*Task to complete*.
Count every line below that holds the word "name", and give the number with no other words.

*****

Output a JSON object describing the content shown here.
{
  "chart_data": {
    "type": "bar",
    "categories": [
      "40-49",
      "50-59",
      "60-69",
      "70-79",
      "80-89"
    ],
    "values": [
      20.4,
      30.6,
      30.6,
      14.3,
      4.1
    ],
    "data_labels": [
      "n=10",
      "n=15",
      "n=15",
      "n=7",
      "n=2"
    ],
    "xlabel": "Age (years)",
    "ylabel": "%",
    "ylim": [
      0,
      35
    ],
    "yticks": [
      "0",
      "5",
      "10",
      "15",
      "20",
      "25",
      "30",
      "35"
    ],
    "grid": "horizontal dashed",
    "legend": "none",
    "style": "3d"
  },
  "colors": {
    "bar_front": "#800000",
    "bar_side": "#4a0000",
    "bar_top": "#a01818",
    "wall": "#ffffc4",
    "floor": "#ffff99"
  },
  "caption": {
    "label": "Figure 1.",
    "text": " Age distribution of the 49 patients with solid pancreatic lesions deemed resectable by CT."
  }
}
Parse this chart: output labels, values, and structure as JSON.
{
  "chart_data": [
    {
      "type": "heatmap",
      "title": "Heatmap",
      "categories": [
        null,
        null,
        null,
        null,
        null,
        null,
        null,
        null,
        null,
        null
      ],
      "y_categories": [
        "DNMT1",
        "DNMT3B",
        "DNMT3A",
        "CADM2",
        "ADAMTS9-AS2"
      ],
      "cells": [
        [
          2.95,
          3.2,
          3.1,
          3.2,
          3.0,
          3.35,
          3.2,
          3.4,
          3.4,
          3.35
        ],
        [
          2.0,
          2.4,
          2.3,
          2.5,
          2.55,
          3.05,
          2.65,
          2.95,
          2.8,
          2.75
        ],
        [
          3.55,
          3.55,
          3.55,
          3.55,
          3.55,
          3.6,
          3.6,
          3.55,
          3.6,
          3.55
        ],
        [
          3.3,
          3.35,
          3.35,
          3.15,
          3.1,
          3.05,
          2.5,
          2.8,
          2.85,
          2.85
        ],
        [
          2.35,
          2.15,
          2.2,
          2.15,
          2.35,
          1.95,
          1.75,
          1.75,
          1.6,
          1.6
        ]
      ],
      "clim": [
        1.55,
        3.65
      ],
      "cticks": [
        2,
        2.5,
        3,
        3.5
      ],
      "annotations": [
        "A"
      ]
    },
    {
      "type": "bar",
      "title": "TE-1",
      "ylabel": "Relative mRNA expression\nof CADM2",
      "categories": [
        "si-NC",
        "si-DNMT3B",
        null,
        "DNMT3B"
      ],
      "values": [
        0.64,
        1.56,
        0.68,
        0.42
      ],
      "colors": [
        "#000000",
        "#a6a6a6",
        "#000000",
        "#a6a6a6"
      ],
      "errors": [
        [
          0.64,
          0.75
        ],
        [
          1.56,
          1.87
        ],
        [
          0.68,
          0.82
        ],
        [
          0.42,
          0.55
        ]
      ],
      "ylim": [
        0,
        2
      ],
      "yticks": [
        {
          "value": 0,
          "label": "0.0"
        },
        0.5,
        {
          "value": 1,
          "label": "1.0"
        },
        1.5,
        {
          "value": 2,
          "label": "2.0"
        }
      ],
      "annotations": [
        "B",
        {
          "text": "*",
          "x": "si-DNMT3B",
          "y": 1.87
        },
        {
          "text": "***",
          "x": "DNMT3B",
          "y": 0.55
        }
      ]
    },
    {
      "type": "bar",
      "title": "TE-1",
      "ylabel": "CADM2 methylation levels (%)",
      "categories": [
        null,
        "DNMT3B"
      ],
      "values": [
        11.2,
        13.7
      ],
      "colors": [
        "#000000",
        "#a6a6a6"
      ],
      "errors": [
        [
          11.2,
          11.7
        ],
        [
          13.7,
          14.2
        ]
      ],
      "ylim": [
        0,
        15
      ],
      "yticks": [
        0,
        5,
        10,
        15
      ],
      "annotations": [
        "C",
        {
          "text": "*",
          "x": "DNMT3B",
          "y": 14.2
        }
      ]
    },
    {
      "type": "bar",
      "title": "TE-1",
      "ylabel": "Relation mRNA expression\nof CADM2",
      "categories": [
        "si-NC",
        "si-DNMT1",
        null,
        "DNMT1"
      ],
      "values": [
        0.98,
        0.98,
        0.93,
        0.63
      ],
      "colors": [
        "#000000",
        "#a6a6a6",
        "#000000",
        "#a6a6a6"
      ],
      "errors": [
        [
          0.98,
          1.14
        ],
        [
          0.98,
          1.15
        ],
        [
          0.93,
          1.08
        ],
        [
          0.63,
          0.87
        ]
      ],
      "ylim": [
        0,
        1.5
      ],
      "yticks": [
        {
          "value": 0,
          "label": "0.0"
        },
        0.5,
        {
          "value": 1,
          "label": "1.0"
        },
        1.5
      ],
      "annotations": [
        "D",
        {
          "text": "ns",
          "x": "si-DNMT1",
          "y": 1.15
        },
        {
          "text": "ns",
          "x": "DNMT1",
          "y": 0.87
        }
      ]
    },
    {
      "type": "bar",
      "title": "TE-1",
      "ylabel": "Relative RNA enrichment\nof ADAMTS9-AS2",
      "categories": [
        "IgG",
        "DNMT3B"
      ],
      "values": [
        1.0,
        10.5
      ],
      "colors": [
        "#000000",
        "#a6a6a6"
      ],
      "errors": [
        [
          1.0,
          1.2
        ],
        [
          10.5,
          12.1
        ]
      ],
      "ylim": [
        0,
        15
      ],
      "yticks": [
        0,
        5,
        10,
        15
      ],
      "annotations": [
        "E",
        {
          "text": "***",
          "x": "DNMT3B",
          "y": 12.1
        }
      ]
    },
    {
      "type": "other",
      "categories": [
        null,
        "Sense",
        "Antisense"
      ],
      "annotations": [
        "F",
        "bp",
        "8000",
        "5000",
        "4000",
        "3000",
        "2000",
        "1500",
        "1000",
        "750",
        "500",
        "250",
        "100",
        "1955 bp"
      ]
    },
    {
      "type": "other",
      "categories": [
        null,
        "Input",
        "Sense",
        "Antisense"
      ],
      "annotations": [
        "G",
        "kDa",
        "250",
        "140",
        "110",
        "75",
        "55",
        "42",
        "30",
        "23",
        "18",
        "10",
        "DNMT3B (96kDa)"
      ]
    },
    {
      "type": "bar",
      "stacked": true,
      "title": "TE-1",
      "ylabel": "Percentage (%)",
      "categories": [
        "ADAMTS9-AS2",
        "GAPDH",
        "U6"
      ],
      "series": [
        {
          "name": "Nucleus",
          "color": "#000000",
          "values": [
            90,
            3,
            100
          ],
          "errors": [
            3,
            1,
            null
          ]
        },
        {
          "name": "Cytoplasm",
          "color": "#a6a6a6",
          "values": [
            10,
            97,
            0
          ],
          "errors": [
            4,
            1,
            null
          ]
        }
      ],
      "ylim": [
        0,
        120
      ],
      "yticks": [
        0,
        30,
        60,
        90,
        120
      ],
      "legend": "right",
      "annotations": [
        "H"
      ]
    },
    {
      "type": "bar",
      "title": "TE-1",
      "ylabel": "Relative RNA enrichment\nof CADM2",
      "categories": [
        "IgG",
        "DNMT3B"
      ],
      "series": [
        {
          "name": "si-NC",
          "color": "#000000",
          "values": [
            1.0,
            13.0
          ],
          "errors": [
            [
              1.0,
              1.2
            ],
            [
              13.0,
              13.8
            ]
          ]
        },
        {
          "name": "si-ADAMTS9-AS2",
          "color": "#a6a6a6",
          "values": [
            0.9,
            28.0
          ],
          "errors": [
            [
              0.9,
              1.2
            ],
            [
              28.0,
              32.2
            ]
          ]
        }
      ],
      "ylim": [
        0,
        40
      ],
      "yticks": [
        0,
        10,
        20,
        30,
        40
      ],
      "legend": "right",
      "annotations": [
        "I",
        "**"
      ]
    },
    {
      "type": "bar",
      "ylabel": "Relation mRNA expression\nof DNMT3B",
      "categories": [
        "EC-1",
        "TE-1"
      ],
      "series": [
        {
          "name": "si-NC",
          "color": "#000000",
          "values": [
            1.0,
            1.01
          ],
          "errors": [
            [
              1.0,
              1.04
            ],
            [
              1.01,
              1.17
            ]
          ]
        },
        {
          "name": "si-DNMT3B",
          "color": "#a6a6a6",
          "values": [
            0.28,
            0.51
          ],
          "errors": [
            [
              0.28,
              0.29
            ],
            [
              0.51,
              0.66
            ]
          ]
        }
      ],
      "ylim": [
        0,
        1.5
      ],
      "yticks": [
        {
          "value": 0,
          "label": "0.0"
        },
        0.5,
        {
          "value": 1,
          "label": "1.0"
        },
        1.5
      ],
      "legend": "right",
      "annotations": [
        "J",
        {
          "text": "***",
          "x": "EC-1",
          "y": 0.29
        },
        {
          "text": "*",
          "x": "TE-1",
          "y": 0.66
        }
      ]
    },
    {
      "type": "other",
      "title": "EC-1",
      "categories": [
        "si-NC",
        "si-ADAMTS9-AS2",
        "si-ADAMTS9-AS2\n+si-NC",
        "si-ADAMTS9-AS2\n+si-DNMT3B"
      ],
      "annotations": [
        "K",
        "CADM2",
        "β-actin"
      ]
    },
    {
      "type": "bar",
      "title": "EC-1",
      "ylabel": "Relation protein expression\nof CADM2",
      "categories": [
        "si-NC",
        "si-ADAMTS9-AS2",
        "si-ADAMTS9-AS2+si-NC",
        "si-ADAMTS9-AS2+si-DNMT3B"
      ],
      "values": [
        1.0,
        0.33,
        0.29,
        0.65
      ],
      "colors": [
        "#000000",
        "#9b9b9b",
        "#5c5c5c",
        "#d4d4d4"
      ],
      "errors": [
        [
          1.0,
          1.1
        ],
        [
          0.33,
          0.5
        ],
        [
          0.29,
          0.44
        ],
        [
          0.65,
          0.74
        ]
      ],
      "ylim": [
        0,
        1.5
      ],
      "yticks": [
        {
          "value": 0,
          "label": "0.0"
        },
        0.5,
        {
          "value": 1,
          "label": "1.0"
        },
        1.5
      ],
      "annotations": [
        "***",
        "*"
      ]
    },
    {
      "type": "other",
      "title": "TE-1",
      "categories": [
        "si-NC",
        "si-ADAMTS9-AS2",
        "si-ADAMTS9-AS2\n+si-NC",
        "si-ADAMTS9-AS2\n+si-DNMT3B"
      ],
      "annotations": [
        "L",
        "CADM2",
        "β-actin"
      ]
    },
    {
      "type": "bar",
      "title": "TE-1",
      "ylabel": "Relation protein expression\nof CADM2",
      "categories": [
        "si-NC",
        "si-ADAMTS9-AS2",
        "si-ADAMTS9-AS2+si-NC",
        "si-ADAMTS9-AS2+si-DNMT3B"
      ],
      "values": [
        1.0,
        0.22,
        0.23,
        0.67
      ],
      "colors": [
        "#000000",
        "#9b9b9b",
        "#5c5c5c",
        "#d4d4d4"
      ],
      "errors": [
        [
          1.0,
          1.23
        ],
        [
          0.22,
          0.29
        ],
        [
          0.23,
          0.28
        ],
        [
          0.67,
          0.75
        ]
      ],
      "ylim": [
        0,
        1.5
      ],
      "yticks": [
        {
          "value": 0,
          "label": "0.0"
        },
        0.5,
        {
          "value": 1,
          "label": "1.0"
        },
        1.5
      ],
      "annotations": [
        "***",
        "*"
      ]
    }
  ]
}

*****

*Answer for this exercise*.
6